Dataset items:
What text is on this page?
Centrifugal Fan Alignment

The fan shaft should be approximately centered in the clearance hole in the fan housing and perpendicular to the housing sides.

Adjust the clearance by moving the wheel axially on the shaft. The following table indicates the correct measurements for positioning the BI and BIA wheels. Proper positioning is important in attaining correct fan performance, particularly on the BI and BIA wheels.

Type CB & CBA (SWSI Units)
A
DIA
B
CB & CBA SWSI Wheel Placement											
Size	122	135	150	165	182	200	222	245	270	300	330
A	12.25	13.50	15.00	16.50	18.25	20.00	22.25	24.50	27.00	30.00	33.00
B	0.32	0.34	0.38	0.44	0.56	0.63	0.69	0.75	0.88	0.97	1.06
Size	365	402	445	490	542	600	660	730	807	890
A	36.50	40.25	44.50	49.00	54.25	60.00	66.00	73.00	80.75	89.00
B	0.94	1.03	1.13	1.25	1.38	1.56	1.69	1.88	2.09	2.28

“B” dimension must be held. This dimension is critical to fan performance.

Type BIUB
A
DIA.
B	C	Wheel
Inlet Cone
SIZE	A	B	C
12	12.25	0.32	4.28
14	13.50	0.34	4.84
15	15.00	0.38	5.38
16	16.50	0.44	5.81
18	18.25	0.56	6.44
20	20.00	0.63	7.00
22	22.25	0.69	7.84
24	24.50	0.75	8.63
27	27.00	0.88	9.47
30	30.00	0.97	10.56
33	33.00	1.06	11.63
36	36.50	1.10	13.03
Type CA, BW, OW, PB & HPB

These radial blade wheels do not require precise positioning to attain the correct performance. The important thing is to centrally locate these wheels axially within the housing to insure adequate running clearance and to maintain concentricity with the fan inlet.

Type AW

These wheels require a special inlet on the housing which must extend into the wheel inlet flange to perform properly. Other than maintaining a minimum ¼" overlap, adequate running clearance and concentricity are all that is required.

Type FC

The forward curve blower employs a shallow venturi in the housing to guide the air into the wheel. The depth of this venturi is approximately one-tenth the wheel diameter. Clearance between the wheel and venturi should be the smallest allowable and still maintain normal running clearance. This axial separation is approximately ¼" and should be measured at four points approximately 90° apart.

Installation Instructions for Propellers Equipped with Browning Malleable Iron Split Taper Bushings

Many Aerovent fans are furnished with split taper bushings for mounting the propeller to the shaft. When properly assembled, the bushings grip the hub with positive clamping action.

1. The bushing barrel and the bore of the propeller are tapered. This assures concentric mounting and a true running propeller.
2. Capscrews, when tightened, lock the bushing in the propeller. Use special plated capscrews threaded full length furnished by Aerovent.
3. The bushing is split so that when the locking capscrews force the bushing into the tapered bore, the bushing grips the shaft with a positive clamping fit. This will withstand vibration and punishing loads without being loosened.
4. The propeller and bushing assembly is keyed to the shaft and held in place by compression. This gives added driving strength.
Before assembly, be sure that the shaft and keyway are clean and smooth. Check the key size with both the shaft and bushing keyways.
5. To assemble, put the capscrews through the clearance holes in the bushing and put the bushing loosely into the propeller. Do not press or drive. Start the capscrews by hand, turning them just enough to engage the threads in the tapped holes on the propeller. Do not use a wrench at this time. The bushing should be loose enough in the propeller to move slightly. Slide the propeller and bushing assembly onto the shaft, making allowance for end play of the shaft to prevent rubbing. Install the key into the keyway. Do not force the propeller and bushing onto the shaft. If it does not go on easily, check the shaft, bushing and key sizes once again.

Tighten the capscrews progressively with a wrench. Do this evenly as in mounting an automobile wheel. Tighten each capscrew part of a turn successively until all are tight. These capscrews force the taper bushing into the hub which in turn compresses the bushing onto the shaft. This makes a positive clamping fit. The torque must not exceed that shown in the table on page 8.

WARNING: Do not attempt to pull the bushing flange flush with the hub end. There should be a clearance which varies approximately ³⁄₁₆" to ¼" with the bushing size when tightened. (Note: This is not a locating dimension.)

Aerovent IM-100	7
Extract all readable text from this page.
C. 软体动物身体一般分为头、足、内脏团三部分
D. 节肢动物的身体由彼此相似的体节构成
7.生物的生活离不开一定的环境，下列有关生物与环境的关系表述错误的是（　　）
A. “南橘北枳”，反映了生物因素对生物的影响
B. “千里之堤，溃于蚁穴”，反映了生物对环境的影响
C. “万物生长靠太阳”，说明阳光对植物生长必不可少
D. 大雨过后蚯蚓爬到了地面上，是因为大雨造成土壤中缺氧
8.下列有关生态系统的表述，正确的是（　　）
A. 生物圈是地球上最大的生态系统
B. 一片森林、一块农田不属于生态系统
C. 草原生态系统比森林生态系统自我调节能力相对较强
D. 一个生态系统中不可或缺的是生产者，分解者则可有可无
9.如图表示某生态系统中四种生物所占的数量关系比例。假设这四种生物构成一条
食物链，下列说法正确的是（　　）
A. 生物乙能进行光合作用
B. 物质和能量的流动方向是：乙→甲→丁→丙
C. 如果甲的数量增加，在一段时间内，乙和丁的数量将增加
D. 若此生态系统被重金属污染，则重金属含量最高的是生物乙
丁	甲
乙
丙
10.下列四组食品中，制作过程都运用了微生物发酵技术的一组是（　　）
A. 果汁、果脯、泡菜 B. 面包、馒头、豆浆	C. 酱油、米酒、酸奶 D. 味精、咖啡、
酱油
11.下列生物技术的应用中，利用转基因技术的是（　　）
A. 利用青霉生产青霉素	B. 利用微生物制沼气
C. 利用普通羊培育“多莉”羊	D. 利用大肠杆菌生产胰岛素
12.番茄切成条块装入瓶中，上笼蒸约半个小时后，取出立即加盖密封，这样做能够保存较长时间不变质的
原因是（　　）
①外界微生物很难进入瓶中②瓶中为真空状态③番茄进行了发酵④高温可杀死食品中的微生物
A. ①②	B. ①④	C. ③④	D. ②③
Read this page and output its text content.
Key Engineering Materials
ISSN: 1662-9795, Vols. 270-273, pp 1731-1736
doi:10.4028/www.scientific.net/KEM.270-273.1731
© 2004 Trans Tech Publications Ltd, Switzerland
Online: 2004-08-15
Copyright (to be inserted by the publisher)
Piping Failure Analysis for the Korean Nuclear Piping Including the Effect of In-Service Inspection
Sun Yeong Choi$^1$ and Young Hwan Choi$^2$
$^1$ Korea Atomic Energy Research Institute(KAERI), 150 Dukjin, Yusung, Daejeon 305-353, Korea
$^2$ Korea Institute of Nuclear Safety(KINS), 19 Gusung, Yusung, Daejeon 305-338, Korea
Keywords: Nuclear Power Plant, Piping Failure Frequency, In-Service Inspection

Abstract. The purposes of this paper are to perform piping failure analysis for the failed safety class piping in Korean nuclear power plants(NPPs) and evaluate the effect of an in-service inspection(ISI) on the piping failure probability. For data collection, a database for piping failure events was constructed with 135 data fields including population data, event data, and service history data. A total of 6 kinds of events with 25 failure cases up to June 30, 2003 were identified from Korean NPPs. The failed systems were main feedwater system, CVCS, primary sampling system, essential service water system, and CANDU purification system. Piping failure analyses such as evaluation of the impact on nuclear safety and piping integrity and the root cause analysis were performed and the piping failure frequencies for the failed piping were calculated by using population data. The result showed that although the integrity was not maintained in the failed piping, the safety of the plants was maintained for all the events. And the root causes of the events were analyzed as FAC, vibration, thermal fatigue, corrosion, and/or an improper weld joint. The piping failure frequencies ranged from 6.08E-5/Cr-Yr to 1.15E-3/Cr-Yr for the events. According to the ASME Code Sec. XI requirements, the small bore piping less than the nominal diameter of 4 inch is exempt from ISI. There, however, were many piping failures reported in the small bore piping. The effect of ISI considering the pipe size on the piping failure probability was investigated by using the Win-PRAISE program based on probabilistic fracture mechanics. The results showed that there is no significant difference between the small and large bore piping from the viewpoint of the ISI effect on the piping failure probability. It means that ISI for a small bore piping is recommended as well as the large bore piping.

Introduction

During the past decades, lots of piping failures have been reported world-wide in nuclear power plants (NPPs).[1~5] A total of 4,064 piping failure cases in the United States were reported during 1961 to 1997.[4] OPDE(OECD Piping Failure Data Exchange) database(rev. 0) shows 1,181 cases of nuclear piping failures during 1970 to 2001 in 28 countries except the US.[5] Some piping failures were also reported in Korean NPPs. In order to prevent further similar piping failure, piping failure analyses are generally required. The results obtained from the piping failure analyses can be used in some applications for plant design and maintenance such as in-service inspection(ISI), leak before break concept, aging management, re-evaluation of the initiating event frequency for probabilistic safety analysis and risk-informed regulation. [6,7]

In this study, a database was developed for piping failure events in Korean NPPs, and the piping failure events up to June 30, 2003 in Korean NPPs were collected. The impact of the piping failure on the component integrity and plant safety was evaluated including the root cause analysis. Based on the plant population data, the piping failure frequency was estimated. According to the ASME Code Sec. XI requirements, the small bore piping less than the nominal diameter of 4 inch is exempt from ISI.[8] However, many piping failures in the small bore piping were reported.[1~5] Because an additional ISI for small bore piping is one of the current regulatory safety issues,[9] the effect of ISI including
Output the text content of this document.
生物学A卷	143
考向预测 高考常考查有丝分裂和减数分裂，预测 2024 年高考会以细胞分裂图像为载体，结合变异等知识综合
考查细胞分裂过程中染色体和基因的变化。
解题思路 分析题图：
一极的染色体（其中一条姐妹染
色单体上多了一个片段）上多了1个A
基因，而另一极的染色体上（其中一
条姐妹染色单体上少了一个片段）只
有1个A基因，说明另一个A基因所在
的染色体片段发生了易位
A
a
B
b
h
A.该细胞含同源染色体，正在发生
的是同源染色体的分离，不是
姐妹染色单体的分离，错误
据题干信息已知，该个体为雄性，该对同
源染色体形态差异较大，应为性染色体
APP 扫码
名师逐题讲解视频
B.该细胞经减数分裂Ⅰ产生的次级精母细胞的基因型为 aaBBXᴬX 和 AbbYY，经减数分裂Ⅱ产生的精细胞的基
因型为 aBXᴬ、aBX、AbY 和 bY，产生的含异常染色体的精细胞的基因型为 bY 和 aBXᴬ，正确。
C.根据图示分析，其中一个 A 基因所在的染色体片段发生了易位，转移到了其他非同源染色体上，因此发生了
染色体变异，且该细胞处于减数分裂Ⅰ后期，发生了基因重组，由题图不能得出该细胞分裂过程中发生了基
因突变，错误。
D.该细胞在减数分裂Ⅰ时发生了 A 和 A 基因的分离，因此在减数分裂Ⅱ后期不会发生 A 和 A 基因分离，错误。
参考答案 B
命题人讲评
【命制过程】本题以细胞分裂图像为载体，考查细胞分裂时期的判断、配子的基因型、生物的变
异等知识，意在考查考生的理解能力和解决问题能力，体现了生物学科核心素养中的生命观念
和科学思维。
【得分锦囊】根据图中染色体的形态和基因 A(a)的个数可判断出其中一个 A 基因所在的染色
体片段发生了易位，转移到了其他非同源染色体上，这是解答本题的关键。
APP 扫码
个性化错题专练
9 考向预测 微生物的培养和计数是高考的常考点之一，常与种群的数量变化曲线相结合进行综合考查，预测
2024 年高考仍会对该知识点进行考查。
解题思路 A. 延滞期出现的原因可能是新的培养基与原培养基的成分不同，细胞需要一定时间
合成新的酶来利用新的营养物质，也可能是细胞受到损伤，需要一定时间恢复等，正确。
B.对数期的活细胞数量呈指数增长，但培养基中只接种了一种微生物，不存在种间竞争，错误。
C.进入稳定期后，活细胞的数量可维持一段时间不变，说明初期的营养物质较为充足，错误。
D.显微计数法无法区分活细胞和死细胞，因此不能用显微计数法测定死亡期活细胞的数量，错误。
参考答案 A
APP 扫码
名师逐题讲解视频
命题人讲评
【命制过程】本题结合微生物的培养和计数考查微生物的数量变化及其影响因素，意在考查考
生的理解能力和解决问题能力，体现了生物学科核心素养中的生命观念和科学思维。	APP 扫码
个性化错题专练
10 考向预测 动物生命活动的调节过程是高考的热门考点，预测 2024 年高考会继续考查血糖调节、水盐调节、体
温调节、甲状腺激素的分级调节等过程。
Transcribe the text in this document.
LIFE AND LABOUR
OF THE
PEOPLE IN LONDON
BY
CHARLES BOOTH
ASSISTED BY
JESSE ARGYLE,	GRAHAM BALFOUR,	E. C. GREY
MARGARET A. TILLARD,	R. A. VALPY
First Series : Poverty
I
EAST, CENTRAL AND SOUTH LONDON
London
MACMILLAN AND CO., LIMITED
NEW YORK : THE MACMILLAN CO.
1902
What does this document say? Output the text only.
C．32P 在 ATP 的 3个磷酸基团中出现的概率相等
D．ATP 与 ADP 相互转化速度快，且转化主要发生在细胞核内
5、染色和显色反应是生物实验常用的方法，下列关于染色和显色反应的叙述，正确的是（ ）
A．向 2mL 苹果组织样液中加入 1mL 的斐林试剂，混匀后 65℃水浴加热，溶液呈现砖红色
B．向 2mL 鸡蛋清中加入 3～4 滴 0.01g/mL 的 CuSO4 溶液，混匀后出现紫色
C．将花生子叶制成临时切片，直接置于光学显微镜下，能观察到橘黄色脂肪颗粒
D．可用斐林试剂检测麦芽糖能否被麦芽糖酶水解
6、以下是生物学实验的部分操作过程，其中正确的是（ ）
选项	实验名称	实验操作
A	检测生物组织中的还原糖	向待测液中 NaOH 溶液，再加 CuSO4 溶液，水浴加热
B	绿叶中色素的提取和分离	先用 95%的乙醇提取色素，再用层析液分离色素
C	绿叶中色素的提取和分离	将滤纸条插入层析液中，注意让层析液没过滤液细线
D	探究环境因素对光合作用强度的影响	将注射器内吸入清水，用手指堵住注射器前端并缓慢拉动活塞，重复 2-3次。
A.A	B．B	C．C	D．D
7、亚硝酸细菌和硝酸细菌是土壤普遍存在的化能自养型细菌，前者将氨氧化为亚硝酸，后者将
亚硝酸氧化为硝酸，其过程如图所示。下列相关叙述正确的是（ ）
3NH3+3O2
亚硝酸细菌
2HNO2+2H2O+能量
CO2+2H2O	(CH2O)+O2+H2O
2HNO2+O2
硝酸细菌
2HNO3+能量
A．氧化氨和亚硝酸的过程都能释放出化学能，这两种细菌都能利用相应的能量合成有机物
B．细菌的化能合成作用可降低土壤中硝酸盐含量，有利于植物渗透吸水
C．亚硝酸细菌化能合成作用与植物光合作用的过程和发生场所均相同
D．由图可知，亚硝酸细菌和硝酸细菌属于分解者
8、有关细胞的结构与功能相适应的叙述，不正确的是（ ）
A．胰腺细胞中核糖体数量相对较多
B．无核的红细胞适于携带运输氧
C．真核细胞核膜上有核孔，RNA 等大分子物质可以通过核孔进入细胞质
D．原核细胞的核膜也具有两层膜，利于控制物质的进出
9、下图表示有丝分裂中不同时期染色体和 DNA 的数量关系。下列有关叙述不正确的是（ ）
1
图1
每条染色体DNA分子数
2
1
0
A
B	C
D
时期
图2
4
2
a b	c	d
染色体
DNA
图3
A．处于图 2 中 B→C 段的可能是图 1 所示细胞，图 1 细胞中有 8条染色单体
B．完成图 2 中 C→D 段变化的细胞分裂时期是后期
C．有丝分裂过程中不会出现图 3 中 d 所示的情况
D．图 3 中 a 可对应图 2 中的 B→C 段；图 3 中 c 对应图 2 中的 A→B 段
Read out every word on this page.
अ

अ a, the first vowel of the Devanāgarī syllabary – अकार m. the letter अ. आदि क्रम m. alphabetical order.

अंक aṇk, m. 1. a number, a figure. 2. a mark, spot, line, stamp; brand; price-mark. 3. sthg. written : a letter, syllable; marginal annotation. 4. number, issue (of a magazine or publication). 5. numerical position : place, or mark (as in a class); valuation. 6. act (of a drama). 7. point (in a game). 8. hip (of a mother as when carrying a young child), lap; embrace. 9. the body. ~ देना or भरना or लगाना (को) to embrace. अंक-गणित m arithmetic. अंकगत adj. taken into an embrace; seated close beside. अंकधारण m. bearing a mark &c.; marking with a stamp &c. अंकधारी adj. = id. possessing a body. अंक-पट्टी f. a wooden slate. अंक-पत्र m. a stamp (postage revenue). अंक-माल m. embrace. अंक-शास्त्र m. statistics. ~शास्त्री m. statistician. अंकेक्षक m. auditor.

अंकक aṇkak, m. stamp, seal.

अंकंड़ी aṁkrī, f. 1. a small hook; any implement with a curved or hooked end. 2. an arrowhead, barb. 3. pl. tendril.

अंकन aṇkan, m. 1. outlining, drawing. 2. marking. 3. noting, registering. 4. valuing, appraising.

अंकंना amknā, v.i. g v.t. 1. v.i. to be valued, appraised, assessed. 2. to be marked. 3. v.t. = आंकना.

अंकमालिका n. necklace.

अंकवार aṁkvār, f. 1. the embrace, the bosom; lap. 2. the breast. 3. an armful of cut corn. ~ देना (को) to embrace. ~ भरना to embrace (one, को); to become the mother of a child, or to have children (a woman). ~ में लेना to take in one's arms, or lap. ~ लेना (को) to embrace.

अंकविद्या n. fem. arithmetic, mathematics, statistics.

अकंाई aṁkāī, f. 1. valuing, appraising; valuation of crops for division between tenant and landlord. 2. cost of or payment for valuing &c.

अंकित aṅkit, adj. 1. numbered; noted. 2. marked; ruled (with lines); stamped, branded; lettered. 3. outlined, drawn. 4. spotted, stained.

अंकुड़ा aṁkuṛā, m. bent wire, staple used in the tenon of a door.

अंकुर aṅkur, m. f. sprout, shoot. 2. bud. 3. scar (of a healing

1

_PROBLEM TO SOLVE_.
Collect the lines of the records that include the string "水浴加热".

_ANSWER FOR THIS EXERCISE_.
A．向 2mL 苹果组织样液中加入 1mL 的斐林试剂，混匀后 65℃水浴加热，溶液呈现砖红色
A	检测生物组织中的还原糖	向待测液中 NaOH 溶液，再加 CuSO4 溶液，水浴加热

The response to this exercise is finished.